From the abstract on lipid accumulation product, return the passage between "Is Lipid Accumulation" and "em Indivíduos Brasileiros?", inclusive, copied word for word.
++++ Text shown
Is Lipid Accumulation Product Associated with an Atherogenic Lipoprotein Profile in Brazilian Subjects? / O Produto de Acumulação Lipídica está Associado a um Perfil Aterogênico de Lipoproteínas em Indivíduos Brasileiros?

Abstract Background: Lipid accumulation product (LAP), a simple and low-cost tool, is a novel biomarker of central lipid accumulation and represents a potential surrogate marker for atherogenic lipoprotein profile. However, its association with lipoprotein subfractions has not been described in the literature. Objective: To determine whether LAP index could be used as a marker of low- and high-density lipoprotein (LDL and HDL) size in Brazilian individuals. Methods: This cross-sectional study included patients (n = 351) of both sexes and age between 30-74 years. Clinical and sociodemographic data and family history of diseases were evaluated. Lipoprotein size, and levels of total cholesterol (TC), lipoproteins, apolipoprotein AI and B (APO AI/APO B), glucose, insulin, insulin resistance index (HOMA-IR) and non-esterified fatty acids (NEFA) were assessed in blood samples. LAP was calculated by the formulas [(waist circumference[cm]-58) × (triglycerides[mmol/L]) for women and (waist circumference [cm]-65) × (triglycerides [mmol/L]) for men]. The association between LAP and metabolic parameters were tested by linear trend (general linear model, GLM test) before and after multiple adjustments for potential confounders (sex, age, smoking, statin, fibrate, and hypoglycemic drugs) at significant level p < 0.05. Results: LAP was positively associated with TC, APO B, NEFA, glucose, insulin and HOMA-IR values, and negatively associated with HDL-C. Higher central lipid accumulation was corelated with higher percentage of intermediate HDL and of small LDL and HDL and less amount of large HDL. LDL size was also reduced in greater LAP index values. The negative impact of LAP was maintained after adjustment for multiple variables. Conclusion: LAP was robustly associated with atherogenic profile of lipoprotein subfractions, independently of multiple confounders.
++++++++
++++ Information provided
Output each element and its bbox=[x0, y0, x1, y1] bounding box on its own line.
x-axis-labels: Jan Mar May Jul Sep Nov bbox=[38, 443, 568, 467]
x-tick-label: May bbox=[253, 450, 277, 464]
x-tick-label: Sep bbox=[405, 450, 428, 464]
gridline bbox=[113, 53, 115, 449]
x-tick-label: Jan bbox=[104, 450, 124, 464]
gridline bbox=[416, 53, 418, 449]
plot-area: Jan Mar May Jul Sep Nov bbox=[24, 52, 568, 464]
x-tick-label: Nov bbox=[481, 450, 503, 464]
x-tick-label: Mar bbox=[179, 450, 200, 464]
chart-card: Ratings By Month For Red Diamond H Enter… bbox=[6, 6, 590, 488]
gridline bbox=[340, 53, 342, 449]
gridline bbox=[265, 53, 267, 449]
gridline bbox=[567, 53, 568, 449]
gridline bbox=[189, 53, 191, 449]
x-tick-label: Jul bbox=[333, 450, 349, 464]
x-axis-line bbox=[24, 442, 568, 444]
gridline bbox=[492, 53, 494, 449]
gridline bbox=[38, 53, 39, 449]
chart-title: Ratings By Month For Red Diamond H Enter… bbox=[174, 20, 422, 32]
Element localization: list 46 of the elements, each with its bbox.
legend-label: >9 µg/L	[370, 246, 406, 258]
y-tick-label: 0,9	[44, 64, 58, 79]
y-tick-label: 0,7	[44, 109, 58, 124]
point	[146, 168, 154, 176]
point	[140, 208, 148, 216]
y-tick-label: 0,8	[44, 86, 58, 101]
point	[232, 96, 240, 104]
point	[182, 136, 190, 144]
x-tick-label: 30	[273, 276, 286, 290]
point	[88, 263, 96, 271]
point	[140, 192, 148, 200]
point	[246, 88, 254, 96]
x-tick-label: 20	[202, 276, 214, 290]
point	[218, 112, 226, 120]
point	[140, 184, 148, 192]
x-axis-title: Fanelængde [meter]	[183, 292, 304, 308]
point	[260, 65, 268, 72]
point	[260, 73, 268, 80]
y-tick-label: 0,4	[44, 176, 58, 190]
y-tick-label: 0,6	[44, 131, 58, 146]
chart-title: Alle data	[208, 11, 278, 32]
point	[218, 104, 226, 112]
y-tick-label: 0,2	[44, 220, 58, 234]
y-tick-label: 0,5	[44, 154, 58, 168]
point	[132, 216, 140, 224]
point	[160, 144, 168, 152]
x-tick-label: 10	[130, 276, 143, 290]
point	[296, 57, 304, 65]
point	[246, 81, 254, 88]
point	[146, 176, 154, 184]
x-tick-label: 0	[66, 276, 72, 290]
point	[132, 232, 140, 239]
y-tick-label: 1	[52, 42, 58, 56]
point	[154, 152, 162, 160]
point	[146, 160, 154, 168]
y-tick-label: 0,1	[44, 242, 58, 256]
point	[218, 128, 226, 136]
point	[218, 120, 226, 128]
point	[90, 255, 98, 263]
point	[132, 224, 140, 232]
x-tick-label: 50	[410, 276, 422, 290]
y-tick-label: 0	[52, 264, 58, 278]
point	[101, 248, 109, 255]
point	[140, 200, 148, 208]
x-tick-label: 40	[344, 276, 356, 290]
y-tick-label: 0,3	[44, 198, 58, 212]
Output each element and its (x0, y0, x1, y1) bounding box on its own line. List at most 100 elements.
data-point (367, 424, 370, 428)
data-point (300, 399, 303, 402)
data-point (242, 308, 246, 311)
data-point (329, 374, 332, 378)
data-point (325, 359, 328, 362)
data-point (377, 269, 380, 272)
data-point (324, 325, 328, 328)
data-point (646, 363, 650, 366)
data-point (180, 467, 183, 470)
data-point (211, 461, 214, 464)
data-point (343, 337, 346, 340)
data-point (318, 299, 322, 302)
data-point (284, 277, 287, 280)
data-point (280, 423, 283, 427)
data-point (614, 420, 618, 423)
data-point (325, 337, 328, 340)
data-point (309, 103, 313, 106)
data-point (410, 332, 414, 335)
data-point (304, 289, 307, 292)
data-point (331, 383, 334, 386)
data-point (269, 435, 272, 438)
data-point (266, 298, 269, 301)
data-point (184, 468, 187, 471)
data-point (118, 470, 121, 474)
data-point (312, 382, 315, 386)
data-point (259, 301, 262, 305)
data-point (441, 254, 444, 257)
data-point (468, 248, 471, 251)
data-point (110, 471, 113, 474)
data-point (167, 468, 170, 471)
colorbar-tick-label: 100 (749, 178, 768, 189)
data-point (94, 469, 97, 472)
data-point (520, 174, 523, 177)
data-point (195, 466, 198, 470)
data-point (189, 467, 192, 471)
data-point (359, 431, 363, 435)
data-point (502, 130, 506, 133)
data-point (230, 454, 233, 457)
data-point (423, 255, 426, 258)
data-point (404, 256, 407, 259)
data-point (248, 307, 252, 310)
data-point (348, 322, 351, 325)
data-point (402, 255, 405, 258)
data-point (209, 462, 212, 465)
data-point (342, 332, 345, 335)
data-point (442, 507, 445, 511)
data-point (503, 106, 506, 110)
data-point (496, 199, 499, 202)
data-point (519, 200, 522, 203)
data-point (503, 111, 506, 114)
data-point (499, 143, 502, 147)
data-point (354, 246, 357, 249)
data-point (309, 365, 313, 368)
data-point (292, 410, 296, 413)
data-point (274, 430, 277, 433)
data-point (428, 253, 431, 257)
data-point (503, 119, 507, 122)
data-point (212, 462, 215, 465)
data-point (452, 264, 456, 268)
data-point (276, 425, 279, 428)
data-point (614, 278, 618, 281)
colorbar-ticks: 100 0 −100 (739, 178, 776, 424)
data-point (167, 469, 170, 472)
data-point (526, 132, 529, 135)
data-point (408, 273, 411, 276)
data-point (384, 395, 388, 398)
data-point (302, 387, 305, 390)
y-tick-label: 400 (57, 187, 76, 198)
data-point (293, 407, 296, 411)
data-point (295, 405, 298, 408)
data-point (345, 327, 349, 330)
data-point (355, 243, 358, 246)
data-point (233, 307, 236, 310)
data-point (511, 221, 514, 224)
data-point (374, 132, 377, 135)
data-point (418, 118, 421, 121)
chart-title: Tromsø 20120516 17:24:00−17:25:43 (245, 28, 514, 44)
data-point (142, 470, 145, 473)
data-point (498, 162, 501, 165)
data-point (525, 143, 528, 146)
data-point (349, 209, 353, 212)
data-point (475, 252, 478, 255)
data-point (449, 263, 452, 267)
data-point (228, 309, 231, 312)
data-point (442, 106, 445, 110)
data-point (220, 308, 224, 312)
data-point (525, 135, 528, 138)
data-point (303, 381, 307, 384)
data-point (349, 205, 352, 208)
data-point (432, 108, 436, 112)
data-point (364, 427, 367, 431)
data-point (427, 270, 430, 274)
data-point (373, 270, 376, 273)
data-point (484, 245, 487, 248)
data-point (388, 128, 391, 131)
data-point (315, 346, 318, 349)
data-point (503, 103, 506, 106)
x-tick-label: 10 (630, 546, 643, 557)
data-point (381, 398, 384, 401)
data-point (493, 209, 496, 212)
++++++++
## [Solution to the problem]
Is Lipid Accumulation Product Associated with an Atherogenic Lipoprotein Profile in Brazilian Subjects? / O Produto de Acumulação Lipídica está Associado a um Perfil Aterogênico de Lipoproteínas em Indivíduos Brasileiros?